[What is expected]:
Go through the entries below, tally each line with the string "Config", and give the final number by itself.

[Stored data entries]:

-------------------------

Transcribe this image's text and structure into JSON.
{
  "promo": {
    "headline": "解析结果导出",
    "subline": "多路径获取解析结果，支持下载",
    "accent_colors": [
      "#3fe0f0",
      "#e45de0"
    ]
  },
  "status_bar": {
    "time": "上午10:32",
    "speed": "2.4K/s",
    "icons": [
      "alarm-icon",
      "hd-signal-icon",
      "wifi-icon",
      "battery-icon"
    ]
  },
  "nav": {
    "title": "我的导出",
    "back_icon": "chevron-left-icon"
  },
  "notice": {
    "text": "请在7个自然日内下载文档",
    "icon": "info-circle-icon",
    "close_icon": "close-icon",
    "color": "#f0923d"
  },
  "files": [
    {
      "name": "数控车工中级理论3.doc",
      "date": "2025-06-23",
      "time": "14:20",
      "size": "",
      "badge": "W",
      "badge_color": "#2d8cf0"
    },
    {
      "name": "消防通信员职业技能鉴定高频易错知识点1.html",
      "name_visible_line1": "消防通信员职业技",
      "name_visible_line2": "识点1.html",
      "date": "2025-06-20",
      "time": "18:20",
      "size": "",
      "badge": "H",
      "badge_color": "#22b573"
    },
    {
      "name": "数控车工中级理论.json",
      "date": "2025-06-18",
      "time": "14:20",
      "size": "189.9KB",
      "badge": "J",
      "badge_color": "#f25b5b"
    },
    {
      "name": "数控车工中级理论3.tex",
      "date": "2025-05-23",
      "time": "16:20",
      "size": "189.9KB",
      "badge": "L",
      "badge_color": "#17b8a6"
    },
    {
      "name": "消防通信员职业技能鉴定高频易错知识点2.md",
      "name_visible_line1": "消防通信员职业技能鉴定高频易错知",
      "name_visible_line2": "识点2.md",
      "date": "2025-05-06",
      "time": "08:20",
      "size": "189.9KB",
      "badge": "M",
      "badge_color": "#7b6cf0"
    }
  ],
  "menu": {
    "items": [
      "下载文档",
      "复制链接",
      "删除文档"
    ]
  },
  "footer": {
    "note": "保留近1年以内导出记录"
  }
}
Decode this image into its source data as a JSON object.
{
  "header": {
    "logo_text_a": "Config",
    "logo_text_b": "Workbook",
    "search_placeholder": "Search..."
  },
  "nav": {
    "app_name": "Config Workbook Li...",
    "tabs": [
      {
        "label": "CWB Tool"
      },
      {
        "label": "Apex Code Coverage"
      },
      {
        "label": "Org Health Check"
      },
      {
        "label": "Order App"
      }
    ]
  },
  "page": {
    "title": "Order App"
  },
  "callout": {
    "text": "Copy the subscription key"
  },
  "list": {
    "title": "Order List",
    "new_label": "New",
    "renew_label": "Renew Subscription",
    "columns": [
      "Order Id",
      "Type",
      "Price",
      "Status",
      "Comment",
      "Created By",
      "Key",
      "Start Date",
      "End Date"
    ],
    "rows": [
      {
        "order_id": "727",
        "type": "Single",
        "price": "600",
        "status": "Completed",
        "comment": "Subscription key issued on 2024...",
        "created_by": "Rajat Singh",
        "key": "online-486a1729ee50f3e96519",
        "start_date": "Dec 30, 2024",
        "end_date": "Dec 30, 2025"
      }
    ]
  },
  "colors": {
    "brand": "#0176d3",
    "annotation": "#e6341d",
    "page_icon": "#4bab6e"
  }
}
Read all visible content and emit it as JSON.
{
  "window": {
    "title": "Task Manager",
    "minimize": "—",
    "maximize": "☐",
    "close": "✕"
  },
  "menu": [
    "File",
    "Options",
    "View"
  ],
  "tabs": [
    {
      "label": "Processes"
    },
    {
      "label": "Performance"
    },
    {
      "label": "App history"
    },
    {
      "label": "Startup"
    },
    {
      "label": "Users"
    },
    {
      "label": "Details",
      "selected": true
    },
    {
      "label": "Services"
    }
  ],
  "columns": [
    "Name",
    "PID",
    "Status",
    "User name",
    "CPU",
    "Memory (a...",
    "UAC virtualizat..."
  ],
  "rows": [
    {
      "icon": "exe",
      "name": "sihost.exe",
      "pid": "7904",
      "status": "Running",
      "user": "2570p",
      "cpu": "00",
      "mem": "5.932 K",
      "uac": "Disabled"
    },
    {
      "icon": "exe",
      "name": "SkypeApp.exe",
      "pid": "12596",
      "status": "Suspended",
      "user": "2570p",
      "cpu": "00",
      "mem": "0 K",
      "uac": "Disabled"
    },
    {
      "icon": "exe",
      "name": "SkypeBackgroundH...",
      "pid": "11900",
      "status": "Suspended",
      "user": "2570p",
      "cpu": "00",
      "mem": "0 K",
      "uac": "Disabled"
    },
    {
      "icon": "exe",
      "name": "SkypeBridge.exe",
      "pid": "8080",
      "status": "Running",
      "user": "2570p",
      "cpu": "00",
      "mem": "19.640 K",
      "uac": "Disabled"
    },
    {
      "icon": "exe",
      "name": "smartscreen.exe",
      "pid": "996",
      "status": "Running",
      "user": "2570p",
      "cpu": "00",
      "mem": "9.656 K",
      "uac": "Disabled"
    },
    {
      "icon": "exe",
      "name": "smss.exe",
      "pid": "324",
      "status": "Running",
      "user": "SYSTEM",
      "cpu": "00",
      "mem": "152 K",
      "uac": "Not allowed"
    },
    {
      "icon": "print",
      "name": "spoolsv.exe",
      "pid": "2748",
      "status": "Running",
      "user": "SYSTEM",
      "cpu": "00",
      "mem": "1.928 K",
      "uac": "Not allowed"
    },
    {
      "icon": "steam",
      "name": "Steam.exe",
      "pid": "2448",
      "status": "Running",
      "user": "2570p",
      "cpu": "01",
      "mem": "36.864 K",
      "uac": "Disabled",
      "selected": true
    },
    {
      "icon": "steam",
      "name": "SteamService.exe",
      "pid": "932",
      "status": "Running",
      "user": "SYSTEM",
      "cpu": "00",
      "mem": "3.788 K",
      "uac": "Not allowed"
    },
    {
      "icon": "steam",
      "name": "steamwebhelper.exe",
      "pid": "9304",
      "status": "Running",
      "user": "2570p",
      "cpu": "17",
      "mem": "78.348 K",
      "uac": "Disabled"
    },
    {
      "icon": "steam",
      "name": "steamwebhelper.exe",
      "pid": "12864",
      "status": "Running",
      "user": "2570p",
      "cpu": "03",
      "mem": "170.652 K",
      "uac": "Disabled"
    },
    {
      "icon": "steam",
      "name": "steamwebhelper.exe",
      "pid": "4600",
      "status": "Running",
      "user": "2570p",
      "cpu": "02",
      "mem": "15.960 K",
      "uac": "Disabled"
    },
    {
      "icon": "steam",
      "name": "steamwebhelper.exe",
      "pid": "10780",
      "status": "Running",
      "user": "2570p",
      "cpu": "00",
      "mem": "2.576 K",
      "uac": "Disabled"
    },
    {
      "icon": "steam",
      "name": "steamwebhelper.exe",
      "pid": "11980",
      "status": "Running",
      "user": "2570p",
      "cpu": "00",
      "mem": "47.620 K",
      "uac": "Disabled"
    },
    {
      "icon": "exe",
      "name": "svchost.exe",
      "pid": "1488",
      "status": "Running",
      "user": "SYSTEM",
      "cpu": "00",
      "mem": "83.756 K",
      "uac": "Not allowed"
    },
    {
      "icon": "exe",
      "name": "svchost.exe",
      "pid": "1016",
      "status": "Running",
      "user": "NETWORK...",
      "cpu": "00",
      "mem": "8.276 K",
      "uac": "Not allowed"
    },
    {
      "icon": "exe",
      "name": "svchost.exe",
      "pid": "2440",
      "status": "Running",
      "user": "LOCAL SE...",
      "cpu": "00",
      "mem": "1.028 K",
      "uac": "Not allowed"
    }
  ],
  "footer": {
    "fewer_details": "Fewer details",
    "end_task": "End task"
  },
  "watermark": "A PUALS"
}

-------------------------

[Solution]:
2